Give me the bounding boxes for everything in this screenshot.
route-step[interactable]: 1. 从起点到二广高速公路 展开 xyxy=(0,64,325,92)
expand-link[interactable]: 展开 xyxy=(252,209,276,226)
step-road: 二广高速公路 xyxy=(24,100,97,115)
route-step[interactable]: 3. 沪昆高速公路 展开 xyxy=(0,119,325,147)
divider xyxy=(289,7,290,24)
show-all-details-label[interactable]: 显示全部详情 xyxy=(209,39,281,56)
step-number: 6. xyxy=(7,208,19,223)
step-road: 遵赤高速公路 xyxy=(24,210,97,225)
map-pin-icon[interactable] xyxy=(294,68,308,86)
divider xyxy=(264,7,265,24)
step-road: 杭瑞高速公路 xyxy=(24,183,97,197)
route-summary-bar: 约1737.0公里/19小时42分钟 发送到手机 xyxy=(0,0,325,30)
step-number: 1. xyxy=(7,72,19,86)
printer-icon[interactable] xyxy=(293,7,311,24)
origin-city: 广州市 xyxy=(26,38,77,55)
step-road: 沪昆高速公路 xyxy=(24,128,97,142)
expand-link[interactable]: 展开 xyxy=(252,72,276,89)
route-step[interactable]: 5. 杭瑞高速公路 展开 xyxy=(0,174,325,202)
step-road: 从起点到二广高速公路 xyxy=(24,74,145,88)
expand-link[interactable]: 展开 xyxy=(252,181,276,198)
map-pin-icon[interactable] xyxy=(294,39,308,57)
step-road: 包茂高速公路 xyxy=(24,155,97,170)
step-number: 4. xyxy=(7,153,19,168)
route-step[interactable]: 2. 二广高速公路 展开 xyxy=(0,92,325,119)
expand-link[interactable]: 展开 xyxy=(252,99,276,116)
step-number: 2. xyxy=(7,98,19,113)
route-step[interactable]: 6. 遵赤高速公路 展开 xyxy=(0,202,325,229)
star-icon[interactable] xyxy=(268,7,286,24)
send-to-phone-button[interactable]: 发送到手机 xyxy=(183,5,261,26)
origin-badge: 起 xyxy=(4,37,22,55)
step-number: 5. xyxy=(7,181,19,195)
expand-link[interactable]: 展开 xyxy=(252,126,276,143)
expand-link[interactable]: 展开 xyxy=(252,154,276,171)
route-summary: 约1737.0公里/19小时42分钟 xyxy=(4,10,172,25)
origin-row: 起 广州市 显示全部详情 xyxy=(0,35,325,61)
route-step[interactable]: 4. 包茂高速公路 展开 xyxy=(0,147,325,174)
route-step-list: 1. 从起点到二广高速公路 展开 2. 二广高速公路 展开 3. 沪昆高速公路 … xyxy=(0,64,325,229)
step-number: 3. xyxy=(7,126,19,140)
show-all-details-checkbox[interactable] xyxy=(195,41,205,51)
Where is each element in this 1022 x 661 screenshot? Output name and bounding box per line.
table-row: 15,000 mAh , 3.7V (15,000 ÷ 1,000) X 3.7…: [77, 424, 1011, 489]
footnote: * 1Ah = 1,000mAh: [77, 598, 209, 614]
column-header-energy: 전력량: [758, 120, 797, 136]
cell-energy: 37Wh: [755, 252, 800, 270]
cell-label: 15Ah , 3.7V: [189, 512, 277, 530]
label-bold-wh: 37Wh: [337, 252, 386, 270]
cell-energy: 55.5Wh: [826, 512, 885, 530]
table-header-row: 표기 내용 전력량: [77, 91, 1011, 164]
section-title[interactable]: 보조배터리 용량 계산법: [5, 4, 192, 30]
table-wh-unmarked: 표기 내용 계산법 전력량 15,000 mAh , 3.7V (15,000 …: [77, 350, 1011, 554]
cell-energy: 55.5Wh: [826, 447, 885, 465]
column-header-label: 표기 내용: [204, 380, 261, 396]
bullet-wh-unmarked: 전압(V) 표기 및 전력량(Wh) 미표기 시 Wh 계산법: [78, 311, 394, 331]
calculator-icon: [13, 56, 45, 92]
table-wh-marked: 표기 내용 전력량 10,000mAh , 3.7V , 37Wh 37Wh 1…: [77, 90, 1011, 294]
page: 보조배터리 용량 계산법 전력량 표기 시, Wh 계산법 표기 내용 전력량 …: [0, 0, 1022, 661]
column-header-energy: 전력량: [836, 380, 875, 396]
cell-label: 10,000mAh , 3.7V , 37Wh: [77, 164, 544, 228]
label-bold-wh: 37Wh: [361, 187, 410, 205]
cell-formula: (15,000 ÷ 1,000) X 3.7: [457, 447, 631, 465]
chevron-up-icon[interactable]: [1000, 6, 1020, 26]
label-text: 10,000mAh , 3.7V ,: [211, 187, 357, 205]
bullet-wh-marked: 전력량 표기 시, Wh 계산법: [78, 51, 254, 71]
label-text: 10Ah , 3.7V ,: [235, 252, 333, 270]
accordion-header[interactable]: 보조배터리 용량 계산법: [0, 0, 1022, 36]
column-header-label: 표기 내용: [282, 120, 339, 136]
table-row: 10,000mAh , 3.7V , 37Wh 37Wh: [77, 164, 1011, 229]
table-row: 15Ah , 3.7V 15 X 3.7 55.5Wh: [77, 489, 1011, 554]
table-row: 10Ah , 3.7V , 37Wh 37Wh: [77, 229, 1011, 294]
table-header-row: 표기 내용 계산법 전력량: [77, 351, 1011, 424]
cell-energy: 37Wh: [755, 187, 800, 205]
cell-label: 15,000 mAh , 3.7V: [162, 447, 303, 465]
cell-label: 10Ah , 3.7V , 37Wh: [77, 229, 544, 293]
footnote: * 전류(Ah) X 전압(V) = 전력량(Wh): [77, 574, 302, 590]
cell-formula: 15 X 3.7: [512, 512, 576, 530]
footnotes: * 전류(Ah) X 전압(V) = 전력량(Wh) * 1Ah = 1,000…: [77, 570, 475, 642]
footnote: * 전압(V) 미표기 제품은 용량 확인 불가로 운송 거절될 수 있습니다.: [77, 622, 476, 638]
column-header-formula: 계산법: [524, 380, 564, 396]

### GOAL
Format all of the rows above as a Markdown table with the columns Number and Row, numbering them in order and skipping blank lines.

### TASK RESULT
| Number | Row |
|---|---|
| 1 | Give me the bounding boxes for everything in this screenshot. |
| 2 | route-step[interactable]: 1. 从起点到二广高速公路 展开 xyxy=(0,64,325,92) |
| 3 | expand-link[interactable]: 展开 xyxy=(252,209,276,226) |
| 4 | step-road: 二广高速公路 xyxy=(24,100,97,115) |
| 5 | route-step[interactable]: 3. 沪昆高速公路 展开 xyxy=(0,119,325,147) |
| 6 | divider xyxy=(289,7,290,24) |
| 7 | show-all-details-label[interactable]: 显示全部详情 xyxy=(209,39,281,56) |
| 8 | step-number: 6. xyxy=(7,208,19,223) |
| 9 | step-road: 遵赤高速公路 xyxy=(24,210,97,225) |
| 10 | map-pin-icon[interactable] xyxy=(294,68,308,86) |
| 11 | divider xyxy=(264,7,265,24) |
| 12 | step-road: 杭瑞高速公路 xyxy=(24,183,97,197) |
| 13 | route-summary-bar: 约1737.0公里/19小时42分钟 发送到手机 xyxy=(0,0,325,30) |
| 14 | step-number: 1. xyxy=(7,72,19,86) |
| 15 | printer-icon[interactable] xyxy=(293,7,311,24) |
| 16 | origin-city: 广州市 xyxy=(26,38,77,55) |
| 17 | step-road: 沪昆高速公路 xyxy=(24,128,97,142) |
| 18 | expand-link[interactable]: 展开 xyxy=(252,72,276,89) |
| 19 | route-step[interactable]: 5. 杭瑞高速公路 展开 xyxy=(0,174,325,202) |
| 20 | step-road: 从起点到二广高速公路 xyxy=(24,74,145,88) |
| 21 | expand-link[interactable]: 展开 xyxy=(252,181,276,198) |
| 22 | map-pin-icon[interactable] xyxy=(294,39,308,57) |
| 23 | step-road: 包茂高速公路 xyxy=(24,155,97,170) |
| 24 | step-number: 4. xyxy=(7,153,19,168) |
| 25 | route-step[interactable]: 2. 二广高速公路 展开 xyxy=(0,92,325,119) |
| 26 | expand-link[interactable]: 展开 xyxy=(252,99,276,116) |
| 27 | step-number: 2. xyxy=(7,98,19,113) |
| 28 | route-step[interactable]: 6. 遵赤高速公路 展开 xyxy=(0,202,325,229) |
| 29 | star-icon[interactable] xyxy=(268,7,286,24) |
| 30 | send-to-phone-button[interactable]: 发送到手机 xyxy=(183,5,261,26) |
| 31 | origin-badge: 起 xyxy=(4,37,22,55) |
| 32 | step-number: 5. xyxy=(7,181,19,195) |
| 33 | expand-link[interactable]: 展开 xyxy=(252,126,276,143) |
| 34 | expand-link[interactable]: 展开 xyxy=(252,154,276,171) |
| 35 | route-summary: 约1737.0公里/19小时42分钟 xyxy=(4,10,172,25) |
| 36 | origin-row: 起 广州市 显示全部详情 xyxy=(0,35,325,61) |
| 37 | route-step[interactable]: 4. 包茂高速公路 展开 xyxy=(0,147,325,174) |
| 38 | route-step-list: 1. 从起点到二广高速公路 展开 2. 二广高速公路 展开 3. 沪昆高速公路 … xyxy=(0,64,325,229) |
| 39 | step-number: 3. xyxy=(7,126,19,140) |
| 40 | show-all-details-checkbox[interactable] xyxy=(195,41,205,51) |
| 41 | Where is each element in this 1022 x 661 screenshot? Output name and bounding box per line. |
| 42 | table-row: 15,000 mAh , 3.7V (15,000 ÷ 1,000) X 3.7…: [77, 424, 1011, 489] |
| 43 | footnote: * 1Ah = 1,000mAh: [77, 598, 209, 614] |
| 44 | column-header-energy: 전력량: [758, 120, 797, 136] |
| 45 | cell-energy: 37Wh: [755, 252, 800, 270] |
| 46 | cell-label: 15Ah , 3.7V: [189, 512, 277, 530] |
| 47 | label-bold-wh: 37Wh: [337, 252, 386, 270] |
| 48 | cell-energy: 55.5Wh: [826, 512, 885, 530] |
| 49 | table-header-row: 표기 내용 전력량: [77, 91, 1011, 164] |
| 50 | section-title[interactable]: 보조배터리 용량 계산법: [5, 4, 192, 30] |
| 51 | table-wh-unmarked: 표기 내용 계산법 전력량 15,000 mAh , 3.7V (15,000 …: [77, 350, 1011, 554] |
| 52 | cell-energy: 55.5Wh: [826, 447, 885, 465] |
| 53 | column-header-label: 표기 내용: [204, 380, 261, 396] |
| 54 | bullet-wh-unmarked: 전압(V) 표기 및 전력량(Wh) 미표기 시 Wh 계산법: [78, 311, 394, 331] |
| 55 | calculator-icon: [13, 56, 45, 92] |
| 56 | table-wh-marked: 표기 내용 전력량 10,000mAh , 3.7V , 37Wh 37Wh 1…: [77, 90, 1011, 294] |
| 57 | page: 보조배터리 용량 계산법 전력량 표기 시, Wh 계산법 표기 내용 전력량 …: [0, 0, 1022, 661] |
| 58 | column-header-energy: 전력량: [836, 380, 875, 396] |
| 59 | cell-label: 10,000mAh , 3.7V , 37Wh: [77, 164, 544, 228] |
| 60 | label-bold-wh: 37Wh: [361, 187, 410, 205] |
| 61 | cell-formula: (15,000 ÷ 1,000) X 3.7: [457, 447, 631, 465] |
| 62 | chevron-up-icon[interactable]: [1000, 6, 1020, 26] |
| 63 | label-text: 10,000mAh , 3.7V ,: [211, 187, 357, 205] |
| 64 | bullet-wh-marked: 전력량 표기 시, Wh 계산법: [78, 51, 254, 71] |
| 65 | label-text: 10Ah , 3.7V ,: [235, 252, 333, 270] |
| 66 | accordion-header[interactable]: 보조배터리 용량 계산법: [0, 0, 1022, 36] |
| 67 | column-header-label: 표기 내용: [282, 120, 339, 136] |
| 68 | table-row: 10,000mAh , 3.7V , 37Wh 37Wh: [77, 164, 1011, 229] |
| 69 | table-row: 15Ah , 3.7V 15 X 3.7 55.5Wh: [77, 489, 1011, 554] |
| 70 | table-row: 10Ah , 3.7V , 37Wh 37Wh: [77, 229, 1011, 294] |
| 71 | table-header-row: 표기 내용 계산법 전력량: [77, 351, 1011, 424] |
| 72 | cell-energy: 37Wh: [755, 187, 800, 205] |
| 73 | cell-label: 15,000 mAh , 3.7V: [162, 447, 303, 465] |
| 74 | cell-label: 10Ah , 3.7V , 37Wh: [77, 229, 544, 293] |
| 75 | footnote: * 전류(Ah) X 전압(V) = 전력량(Wh): [77, 574, 302, 590] |
| 76 | cell-formula: 15 X 3.7: [512, 512, 576, 530] |
| 77 | footnotes: * 전류(Ah) X 전압(V) = 전력량(Wh) * 1Ah = 1,000…: [77, 570, 475, 642] |
| 78 | footnote: * 전압(V) 미표기 제품은 용량 확인 불가로 운송 거절될 수 있습니다.: [77, 622, 476, 638] |
| 79 | column-header-formula: 계산법: [524, 380, 564, 396] |